▶ _Given data_:
........
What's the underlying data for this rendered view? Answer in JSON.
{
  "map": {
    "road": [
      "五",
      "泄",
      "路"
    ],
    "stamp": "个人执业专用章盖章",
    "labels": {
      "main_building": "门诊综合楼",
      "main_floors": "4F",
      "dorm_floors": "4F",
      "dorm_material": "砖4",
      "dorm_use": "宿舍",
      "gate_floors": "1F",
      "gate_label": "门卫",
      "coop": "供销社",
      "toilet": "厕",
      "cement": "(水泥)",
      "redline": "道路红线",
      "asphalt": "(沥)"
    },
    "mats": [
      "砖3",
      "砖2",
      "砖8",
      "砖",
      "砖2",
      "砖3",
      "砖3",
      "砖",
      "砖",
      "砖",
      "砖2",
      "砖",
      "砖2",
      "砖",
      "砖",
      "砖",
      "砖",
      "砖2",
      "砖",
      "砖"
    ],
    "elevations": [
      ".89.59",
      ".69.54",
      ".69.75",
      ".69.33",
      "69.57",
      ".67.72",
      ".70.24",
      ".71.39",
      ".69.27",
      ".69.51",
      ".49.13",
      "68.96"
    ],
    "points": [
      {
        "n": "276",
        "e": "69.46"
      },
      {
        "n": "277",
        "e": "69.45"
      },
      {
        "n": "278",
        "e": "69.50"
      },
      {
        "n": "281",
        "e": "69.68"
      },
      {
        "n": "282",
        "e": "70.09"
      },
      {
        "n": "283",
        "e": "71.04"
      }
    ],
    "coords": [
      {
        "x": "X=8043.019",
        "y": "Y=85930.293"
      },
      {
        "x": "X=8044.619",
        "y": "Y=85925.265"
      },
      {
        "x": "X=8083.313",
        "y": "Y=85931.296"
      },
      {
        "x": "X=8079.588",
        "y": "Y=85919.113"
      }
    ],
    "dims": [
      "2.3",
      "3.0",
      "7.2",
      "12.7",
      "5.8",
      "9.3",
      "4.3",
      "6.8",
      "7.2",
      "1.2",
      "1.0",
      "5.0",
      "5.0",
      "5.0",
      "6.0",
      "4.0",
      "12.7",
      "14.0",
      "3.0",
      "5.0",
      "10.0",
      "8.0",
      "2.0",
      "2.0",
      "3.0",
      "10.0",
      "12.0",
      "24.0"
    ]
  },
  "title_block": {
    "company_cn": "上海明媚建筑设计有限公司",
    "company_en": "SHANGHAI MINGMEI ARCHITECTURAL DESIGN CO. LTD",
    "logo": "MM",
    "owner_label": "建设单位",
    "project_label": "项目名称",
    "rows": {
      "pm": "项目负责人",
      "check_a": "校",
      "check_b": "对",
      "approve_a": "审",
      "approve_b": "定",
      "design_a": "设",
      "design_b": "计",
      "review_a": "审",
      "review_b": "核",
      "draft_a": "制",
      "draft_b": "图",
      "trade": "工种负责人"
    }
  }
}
........
▶ _To do_:
Word for word, write out all of the data above.

▶ _Solution for this task_:
What's the underlying data for this rendered view? Answer in JSON.
{
  "map": {
    "road": [
      "五",
      "泄",
      "路"
    ],
    "stamp": "个人执业专用章盖章",
    "labels": {
      "main_building": "门诊综合楼",
      "main_floors": "4F",
      "dorm_floors": "4F",
      "dorm_material": "砖4",
      "dorm_use": "宿舍",
      "gate_floors": "1F",
      "gate_label": "门卫",
      "coop": "供销社",
      "toilet": "厕",
      "cement": "(水泥)",
      "redline": "道路红线",
      "asphalt": "(沥)"
    },
    "mats": [
      "砖3",
      "砖2",
      "砖8",
      "砖",
      "砖2",
      "砖3",
      "砖3",
      "砖",
      "砖",
      "砖",
      "砖2",
      "砖",
      "砖2",
      "砖",
      "砖",
      "砖",
      "砖",
      "砖2",
      "砖",
      "砖"
    ],
    "elevations": [
      ".89.59",
      ".69.54",
      ".69.75",
      ".69.33",
      "69.57",
      ".67.72",
      ".70.24",
      ".71.39",
      ".69.27",
      ".69.51",
      ".49.13",
      "68.96"
    ],
    "points": [
      {
        "n": "276",
        "e": "69.46"
      },
      {
        "n": "277",
        "e": "69.45"
      },
      {
        "n": "278",
        "e": "69.50"
      },
      {
        "n": "281",
        "e": "69.68"
      },
      {
        "n": "282",
        "e": "70.09"
      },
      {
        "n": "283",
        "e": "71.04"
      }
    ],
    "coords": [
      {
        "x": "X=8043.019",
        "y": "Y=85930.293"
      },
      {
        "x": "X=8044.619",
        "y": "Y=85925.265"
      },
      {
        "x": "X=8083.313",
        "y": "Y=85931.296"
      },
      {
        "x": "X=8079.588",
        "y": "Y=85919.113"
      }
    ],
    "dims": [
      "2.3",
      "3.0",
      "7.2",
      "12.7",
      "5.8",
      "9.3",
      "4.3",
      "6.8",
      "7.2",
      "1.2",
      "1.0",
      "5.0",
      "5.0",
      "5.0",
      "6.0",
      "4.0",
      "12.7",
      "14.0",
      "3.0",
      "5.0",
      "10.0",
      "8.0",
      "2.0",
      "2.0",
      "3.0",
      "10.0",
      "12.0",
      "24.0"
    ]
  },
  "title_block": {
    "company_cn": "上海明媚建筑设计有限公司",
    "company_en": "SHANGHAI MINGMEI ARCHITECTURAL DESIGN CO. LTD",
    "logo": "MM",
    "owner_label": "建设单位",
    "project_label": "项目名称",
    "rows": {
      "pm": "项目负责人",
      "check_a": "校",
      "check_b": "对",
      "approve_a": "审",
      "approve_b": "定",
      "design_a": "设",
      "design_b": "计",
      "review_a": "审",
      "review_b": "核",
      "draft_a": "制",
      "draft_b": "图",
      "trade": "工种负责人"
    }
  }
}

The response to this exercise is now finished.